# YOUR OBJECTIVE
Repeat the listing in full, word for word.

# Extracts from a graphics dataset
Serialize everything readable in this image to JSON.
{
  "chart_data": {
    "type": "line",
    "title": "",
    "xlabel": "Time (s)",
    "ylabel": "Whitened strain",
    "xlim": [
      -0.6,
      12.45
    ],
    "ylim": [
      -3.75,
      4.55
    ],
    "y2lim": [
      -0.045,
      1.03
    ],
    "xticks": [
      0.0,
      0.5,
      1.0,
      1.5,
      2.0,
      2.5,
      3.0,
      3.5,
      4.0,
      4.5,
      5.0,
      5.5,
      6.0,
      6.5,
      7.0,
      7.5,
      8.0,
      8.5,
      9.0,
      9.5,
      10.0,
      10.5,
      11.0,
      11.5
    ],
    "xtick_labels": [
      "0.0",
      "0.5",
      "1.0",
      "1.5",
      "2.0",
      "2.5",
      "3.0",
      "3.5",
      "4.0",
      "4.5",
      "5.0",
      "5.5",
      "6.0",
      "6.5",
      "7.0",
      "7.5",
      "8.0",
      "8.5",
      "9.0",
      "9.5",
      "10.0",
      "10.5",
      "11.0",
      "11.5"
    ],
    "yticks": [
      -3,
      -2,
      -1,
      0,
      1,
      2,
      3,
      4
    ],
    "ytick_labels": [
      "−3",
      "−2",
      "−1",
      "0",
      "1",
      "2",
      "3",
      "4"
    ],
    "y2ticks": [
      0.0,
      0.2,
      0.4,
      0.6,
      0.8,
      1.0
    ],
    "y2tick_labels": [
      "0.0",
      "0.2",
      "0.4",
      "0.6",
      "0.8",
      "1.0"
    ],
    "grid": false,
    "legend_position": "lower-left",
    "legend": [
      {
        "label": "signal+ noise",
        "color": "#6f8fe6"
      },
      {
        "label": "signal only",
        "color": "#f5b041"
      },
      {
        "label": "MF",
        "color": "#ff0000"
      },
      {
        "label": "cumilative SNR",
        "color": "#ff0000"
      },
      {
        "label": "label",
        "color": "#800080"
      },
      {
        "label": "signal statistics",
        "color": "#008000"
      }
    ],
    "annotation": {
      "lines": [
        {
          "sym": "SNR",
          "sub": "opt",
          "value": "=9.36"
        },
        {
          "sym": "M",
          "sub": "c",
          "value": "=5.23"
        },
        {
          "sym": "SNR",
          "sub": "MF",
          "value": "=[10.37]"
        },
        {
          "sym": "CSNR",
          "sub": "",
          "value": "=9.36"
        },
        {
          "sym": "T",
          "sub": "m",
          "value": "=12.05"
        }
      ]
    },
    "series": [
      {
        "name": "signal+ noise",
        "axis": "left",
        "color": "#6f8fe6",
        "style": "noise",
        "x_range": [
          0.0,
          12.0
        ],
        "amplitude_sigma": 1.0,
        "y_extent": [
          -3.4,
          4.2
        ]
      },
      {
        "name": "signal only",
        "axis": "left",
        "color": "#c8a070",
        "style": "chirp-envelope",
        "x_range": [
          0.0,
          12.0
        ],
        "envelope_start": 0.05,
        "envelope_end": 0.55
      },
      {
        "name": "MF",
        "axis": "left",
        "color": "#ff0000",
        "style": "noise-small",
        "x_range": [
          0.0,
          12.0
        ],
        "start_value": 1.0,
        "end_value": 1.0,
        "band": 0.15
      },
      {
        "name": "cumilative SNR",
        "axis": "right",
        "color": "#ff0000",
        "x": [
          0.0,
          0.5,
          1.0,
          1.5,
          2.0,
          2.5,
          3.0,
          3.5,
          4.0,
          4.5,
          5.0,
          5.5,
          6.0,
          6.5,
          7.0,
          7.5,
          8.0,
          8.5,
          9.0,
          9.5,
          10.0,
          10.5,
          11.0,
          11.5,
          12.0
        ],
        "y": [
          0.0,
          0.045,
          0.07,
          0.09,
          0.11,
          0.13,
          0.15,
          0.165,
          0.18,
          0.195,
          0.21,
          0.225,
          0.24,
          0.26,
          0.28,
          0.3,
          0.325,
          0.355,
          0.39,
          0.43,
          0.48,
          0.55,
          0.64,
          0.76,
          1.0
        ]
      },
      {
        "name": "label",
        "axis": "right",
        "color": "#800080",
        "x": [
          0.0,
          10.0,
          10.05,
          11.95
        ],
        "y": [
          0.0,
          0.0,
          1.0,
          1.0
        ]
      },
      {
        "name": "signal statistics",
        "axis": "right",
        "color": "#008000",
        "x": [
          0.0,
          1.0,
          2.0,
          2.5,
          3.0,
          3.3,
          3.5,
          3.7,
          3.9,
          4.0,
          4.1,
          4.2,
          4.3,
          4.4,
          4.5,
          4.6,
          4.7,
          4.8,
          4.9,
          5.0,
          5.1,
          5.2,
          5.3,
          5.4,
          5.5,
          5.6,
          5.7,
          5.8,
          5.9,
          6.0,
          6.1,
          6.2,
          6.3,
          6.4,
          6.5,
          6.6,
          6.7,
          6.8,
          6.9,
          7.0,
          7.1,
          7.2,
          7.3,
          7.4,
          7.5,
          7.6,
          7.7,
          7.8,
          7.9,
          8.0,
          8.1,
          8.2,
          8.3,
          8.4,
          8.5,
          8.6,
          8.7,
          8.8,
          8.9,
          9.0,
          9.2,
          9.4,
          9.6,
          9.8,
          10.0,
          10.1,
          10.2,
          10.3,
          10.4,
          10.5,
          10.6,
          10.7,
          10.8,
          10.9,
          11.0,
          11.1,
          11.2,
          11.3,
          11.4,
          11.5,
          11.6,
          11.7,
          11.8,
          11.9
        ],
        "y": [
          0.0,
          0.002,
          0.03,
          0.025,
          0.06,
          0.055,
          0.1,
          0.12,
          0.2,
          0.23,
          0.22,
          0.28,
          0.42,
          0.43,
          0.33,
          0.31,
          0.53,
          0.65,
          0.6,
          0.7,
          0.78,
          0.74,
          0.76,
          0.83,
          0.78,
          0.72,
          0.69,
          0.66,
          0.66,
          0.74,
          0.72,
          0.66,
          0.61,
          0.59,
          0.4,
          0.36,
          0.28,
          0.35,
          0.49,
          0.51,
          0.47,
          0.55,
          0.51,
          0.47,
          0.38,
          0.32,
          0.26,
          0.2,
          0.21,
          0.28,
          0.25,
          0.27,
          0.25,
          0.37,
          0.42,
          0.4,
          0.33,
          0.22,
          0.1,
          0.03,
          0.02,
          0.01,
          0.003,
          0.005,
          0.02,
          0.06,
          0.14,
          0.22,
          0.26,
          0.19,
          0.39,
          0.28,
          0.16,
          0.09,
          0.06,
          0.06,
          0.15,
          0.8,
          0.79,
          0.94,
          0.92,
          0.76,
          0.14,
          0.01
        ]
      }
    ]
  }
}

# TASK SOLUTION
Serialize everything readable in this image to JSON.
{
  "chart_data": {
    "type": "line",
    "title": "",
    "xlabel": "Time (s)",
    "ylabel": "Whitened strain",
    "xlim": [
      -0.6,
      12.45
    ],
    "ylim": [
      -3.75,
      4.55
    ],
    "y2lim": [
      -0.045,
      1.03
    ],
    "xticks": [
      0.0,
      0.5,
      1.0,
      1.5,
      2.0,
      2.5,
      3.0,
      3.5,
      4.0,
      4.5,
      5.0,
      5.5,
      6.0,
      6.5,
      7.0,
      7.5,
      8.0,
      8.5,
      9.0,
      9.5,
      10.0,
      10.5,
      11.0,
      11.5
    ],
    "xtick_labels": [
      "0.0",
      "0.5",
      "1.0",
      "1.5",
      "2.0",
      "2.5",
      "3.0",
      "3.5",
      "4.0",
      "4.5",
      "5.0",
      "5.5",
      "6.0",
      "6.5",
      "7.0",
      "7.5",
      "8.0",
      "8.5",
      "9.0",
      "9.5",
      "10.0",
      "10.5",
      "11.0",
      "11.5"
    ],
    "yticks": [
      -3,
      -2,
      -1,
      0,
      1,
      2,
      3,
      4
    ],
    "ytick_labels": [
      "−3",
      "−2",
      "−1",
      "0",
      "1",
      "2",
      "3",
      "4"
    ],
    "y2ticks": [
      0.0,
      0.2,
      0.4,
      0.6,
      0.8,
      1.0
    ],
    "y2tick_labels": [
      "0.0",
      "0.2",
      "0.4",
      "0.6",
      "0.8",
      "1.0"
    ],
    "grid": false,
    "legend_position": "lower-left",
    "legend": [
      {
        "label": "signal+ noise",
        "color": "#6f8fe6"
      },
      {
        "label": "signal only",
        "color": "#f5b041"
      },
      {
        "label": "MF",
        "color": "#ff0000"
      },
      {
        "label": "cumilative SNR",
        "color": "#ff0000"
      },
      {
        "label": "label",
        "color": "#800080"
      },
      {
        "label": "signal statistics",
        "color": "#008000"
      }
    ],
    "annotation": {
      "lines": [
        {
          "sym": "SNR",
          "sub": "opt",
          "value": "=9.36"
        },
        {
          "sym": "M",
          "sub": "c",
          "value": "=5.23"
        },
        {
          "sym": "SNR",
          "sub": "MF",
          "value": "=[10.37]"
        },
        {
          "sym": "CSNR",
          "sub": "",
          "value": "=9.36"
        },
        {
          "sym": "T",
          "sub": "m",
          "value": "=12.05"
        }
      ]
    },
    "series": [
      {
        "name": "signal+ noise",
        "axis": "left",
        "color": "#6f8fe6",
        "style": "noise",
        "x_range": [
          0.0,
          12.0
        ],
        "amplitude_sigma": 1.0,
        "y_extent": [
          -3.4,
          4.2
        ]
      },
      {
        "name": "signal only",
        "axis": "left",
        "color": "#c8a070",
        "style": "chirp-envelope",
        "x_range": [
          0.0,
          12.0
        ],
        "envelope_start": 0.05,
        "envelope_end": 0.55
      },
      {
        "name": "MF",
        "axis": "left",
        "color": "#ff0000",
        "style": "noise-small",
        "x_range": [
          0.0,
          12.0
        ],
        "start_value": 1.0,
        "end_value": 1.0,
        "band": 0.15
      },
      {
        "name": "cumilative SNR",
        "axis": "right",
        "color": "#ff0000",
        "x": [
          0.0,
          0.5,
          1.0,
          1.5,
          2.0,
          2.5,
          3.0,
          3.5,
          4.0,
          4.5,
          5.0,
          5.5,
          6.0,
          6.5,
          7.0,
          7.5,
          8.0,
          8.5,
          9.0,
          9.5,
          10.0,
          10.5,
          11.0,
          11.5,
          12.0
        ],
        "y": [
          0.0,
          0.045,
          0.07,
          0.09,
          0.11,
          0.13,
          0.15,
          0.165,
          0.18,
          0.195,
          0.21,
          0.225,
          0.24,
          0.26,
          0.28,
          0.3,
          0.325,
          0.355,
          0.39,
          0.43,
          0.48,
          0.55,
          0.64,
          0.76,
          1.0
        ]
      },
      {
        "name": "label",
        "axis": "right",
        "color": "#800080",
        "x": [
          0.0,
          10.0,
          10.05,
          11.95
        ],
        "y": [
          0.0,
          0.0,
          1.0,
          1.0
        ]
      },
      {
        "name": "signal statistics",
        "axis": "right",
        "color": "#008000",
        "x": [
          0.0,
          1.0,
          2.0,
          2.5,
          3.0,
          3.3,
          3.5,
          3.7,
          3.9,
          4.0,
          4.1,
          4.2,
          4.3,
          4.4,
          4.5,
          4.6,
          4.7,
          4.8,
          4.9,
          5.0,
          5.1,
          5.2,
          5.3,
          5.4,
          5.5,
          5.6,
          5.7,
          5.8,
          5.9,
          6.0,
          6.1,
          6.2,
          6.3,
          6.4,
          6.5,
          6.6,
          6.7,
          6.8,
          6.9,
          7.0,
          7.1,
          7.2,
          7.3,
          7.4,
          7.5,
          7.6,
          7.7,
          7.8,
          7.9,
          8.0,
          8.1,
          8.2,
          8.3,
          8.4,
          8.5,
          8.6,
          8.7,
          8.8,
          8.9,
          9.0,
          9.2,
          9.4,
          9.6,
          9.8,
          10.0,
          10.1,
          10.2,
          10.3,
          10.4,
          10.5,
          10.6,
          10.7,
          10.8,
          10.9,
          11.0,
          11.1,
          11.2,
          11.3,
          11.4,
          11.5,
          11.6,
          11.7,
          11.8,
          11.9
        ],
        "y": [
          0.0,
          0.002,
          0.03,
          0.025,
          0.06,
          0.055,
          0.1,
          0.12,
          0.2,
          0.23,
          0.22,
          0.28,
          0.42,
          0.43,
          0.33,
          0.31,
          0.53,
          0.65,
          0.6,
          0.7,
          0.78,
          0.74,
          0.76,
          0.83,
          0.78,
          0.72,
          0.69,
          0.66,
          0.66,
          0.74,
          0.72,
          0.66,
          0.61,
          0.59,
          0.4,
          0.36,
          0.28,
          0.35,
          0.49,
          0.51,
          0.47,
          0.55,
          0.51,
          0.47,
          0.38,
          0.32,
          0.26,
          0.2,
          0.21,
          0.28,
          0.25,
          0.27,
          0.25,
          0.37,
          0.42,
          0.4,
          0.33,
          0.22,
          0.1,
          0.03,
          0.02,
          0.01,
          0.003,
          0.005,
          0.02,
          0.06,
          0.14,
          0.22,
          0.26,
          0.19,
          0.39,
          0.28,
          0.16,
          0.09,
          0.06,
          0.06,
          0.15,
          0.8,
          0.79,
          0.94,
          0.92,
          0.76,
          0.14,
          0.01
        ]
      }
    ]
  }
}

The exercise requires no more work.